▶ Work to do: Write out every line of the items below with no changes.
::: Provided records
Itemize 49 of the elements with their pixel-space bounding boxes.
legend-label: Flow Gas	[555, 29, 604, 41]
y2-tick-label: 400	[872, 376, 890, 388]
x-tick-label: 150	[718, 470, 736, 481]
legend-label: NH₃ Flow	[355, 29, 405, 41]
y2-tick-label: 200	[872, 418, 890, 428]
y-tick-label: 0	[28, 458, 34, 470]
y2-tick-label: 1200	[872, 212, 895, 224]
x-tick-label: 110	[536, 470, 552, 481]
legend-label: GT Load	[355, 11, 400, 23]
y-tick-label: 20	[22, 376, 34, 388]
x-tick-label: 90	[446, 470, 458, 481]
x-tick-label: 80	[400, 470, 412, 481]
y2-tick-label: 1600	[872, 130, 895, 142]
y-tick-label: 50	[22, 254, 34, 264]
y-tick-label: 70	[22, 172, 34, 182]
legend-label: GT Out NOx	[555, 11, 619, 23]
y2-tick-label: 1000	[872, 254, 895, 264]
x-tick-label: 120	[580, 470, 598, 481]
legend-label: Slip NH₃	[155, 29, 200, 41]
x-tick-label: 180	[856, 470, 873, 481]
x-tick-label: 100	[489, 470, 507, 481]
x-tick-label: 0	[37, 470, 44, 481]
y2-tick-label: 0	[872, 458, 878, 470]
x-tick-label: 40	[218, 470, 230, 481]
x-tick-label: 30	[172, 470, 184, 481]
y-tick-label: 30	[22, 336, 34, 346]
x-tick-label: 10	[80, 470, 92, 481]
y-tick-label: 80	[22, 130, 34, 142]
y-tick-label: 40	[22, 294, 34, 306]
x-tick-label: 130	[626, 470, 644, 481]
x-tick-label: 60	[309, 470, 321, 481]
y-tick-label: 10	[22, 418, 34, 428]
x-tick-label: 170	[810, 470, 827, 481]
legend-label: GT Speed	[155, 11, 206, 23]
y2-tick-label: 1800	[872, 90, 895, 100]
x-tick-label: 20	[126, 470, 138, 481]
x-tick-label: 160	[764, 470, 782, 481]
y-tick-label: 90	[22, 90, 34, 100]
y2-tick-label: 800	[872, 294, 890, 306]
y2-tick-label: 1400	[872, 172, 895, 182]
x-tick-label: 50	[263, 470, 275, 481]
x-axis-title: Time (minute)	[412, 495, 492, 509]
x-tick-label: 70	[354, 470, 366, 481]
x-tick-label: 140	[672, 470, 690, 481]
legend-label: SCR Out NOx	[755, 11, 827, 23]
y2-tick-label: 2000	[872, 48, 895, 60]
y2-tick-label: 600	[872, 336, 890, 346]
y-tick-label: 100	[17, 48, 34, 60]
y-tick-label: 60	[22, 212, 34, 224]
::::::
▶ Answer to the problem:
Itemize 49 of the elements with their pixel-space bounding boxes.
legend-label: Flow Gas	[555, 29, 604, 41]
y2-tick-label: 400	[872, 376, 890, 388]
x-tick-label: 150	[718, 470, 736, 481]
legend-label: NH₃ Flow	[355, 29, 405, 41]
y2-tick-label: 200	[872, 418, 890, 428]
y-tick-label: 0	[28, 458, 34, 470]
y2-tick-label: 1200	[872, 212, 895, 224]
x-tick-label: 110	[536, 470, 552, 481]
legend-label: GT Load	[355, 11, 400, 23]
y-tick-label: 20	[22, 376, 34, 388]
x-tick-label: 90	[446, 470, 458, 481]
x-tick-label: 80	[400, 470, 412, 481]
y2-tick-label: 1600	[872, 130, 895, 142]
y-tick-label: 50	[22, 254, 34, 264]
y-tick-label: 70	[22, 172, 34, 182]
legend-label: GT Out NOx	[555, 11, 619, 23]
y2-tick-label: 1000	[872, 254, 895, 264]
x-tick-label: 120	[580, 470, 598, 481]
legend-label: Slip NH₃	[155, 29, 200, 41]
x-tick-label: 180	[856, 470, 873, 481]
x-tick-label: 100	[489, 470, 507, 481]
x-tick-label: 0	[37, 470, 44, 481]
y2-tick-label: 0	[872, 458, 878, 470]
x-tick-label: 40	[218, 470, 230, 481]
x-tick-label: 30	[172, 470, 184, 481]
y-tick-label: 30	[22, 336, 34, 346]
x-tick-label: 10	[80, 470, 92, 481]
y-tick-label: 80	[22, 130, 34, 142]
y-tick-label: 40	[22, 294, 34, 306]
x-tick-label: 130	[626, 470, 644, 481]
x-tick-label: 60	[309, 470, 321, 481]
y-tick-label: 10	[22, 418, 34, 428]
x-tick-label: 170	[810, 470, 827, 481]
legend-label: GT Speed	[155, 11, 206, 23]
y2-tick-label: 1800	[872, 90, 895, 100]
x-tick-label: 20	[126, 470, 138, 481]
x-tick-label: 160	[764, 470, 782, 481]
y-tick-label: 90	[22, 90, 34, 100]
y2-tick-label: 800	[872, 294, 890, 306]
y2-tick-label: 1400	[872, 172, 895, 182]
x-tick-label: 50	[263, 470, 275, 481]
x-axis-title: Time (minute)	[412, 495, 492, 509]
x-tick-label: 70	[354, 470, 366, 481]
x-tick-label: 140	[672, 470, 690, 481]
legend-label: SCR Out NOx	[755, 11, 827, 23]
y2-tick-label: 2000	[872, 48, 895, 60]
y2-tick-label: 600	[872, 336, 890, 346]
y-tick-label: 100	[17, 48, 34, 60]
y-tick-label: 60	[22, 212, 34, 224]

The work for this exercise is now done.